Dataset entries
+++++
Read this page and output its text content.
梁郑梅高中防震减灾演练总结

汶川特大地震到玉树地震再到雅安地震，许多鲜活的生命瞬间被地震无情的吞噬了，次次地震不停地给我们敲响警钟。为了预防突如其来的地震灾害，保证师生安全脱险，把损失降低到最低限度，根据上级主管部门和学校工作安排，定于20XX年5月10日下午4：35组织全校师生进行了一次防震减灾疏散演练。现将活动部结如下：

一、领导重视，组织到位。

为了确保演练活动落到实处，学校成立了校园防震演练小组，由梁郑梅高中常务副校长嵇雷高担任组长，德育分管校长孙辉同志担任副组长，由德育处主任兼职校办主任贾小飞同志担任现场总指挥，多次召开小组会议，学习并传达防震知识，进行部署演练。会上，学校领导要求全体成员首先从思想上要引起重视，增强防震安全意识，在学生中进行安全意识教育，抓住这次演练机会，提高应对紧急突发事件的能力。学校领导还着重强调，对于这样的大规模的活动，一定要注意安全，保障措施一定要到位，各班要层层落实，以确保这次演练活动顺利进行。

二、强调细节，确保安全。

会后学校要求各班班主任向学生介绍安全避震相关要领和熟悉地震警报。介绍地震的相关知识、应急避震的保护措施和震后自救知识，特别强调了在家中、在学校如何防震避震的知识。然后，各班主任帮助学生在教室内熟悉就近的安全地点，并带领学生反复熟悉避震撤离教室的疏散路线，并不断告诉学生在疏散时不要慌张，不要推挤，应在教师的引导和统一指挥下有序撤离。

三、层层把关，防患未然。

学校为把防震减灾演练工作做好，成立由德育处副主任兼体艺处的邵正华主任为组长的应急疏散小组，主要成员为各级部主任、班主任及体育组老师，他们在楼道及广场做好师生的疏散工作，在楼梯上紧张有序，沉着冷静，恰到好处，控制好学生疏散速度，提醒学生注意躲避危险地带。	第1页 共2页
+++++
### Stated task
Using the exact wording, write out all of the records.

### Answer to the problem
Read this page and output its text content.
梁郑梅高中防震减灾演练总结

汶川特大地震到玉树地震再到雅安地震，许多鲜活的生命瞬间被地震无情的吞噬了，次次地震不停地给我们敲响警钟。为了预防突如其来的地震灾害，保证师生安全脱险，把损失降低到最低限度，根据上级主管部门和学校工作安排，定于20XX年5月10日下午4：35组织全校师生进行了一次防震减灾疏散演练。现将活动部结如下：

一、领导重视，组织到位。

为了确保演练活动落到实处，学校成立了校园防震演练小组，由梁郑梅高中常务副校长嵇雷高担任组长，德育分管校长孙辉同志担任副组长，由德育处主任兼职校办主任贾小飞同志担任现场总指挥，多次召开小组会议，学习并传达防震知识，进行部署演练。会上，学校领导要求全体成员首先从思想上要引起重视，增强防震安全意识，在学生中进行安全意识教育，抓住这次演练机会，提高应对紧急突发事件的能力。学校领导还着重强调，对于这样的大规模的活动，一定要注意安全，保障措施一定要到位，各班要层层落实，以确保这次演练活动顺利进行。

二、强调细节，确保安全。

会后学校要求各班班主任向学生介绍安全避震相关要领和熟悉地震警报。介绍地震的相关知识、应急避震的保护措施和震后自救知识，特别强调了在家中、在学校如何防震避震的知识。然后，各班主任帮助学生在教室内熟悉就近的安全地点，并带领学生反复熟悉避震撤离教室的疏散路线，并不断告诉学生在疏散时不要慌张，不要推挤，应在教师的引导和统一指挥下有序撤离。

三、层层把关，防患未然。

学校为把防震减灾演练工作做好，成立由德育处副主任兼体艺处的邵正华主任为组长的应急疏散小组，主要成员为各级部主任、班主任及体育组老师，他们在楼道及广场做好师生的疏散工作，在楼梯上紧张有序，沉着冷静，恰到好处，控制好学生疏散速度，提醒学生注意躲避危险地带。	第1页 共2页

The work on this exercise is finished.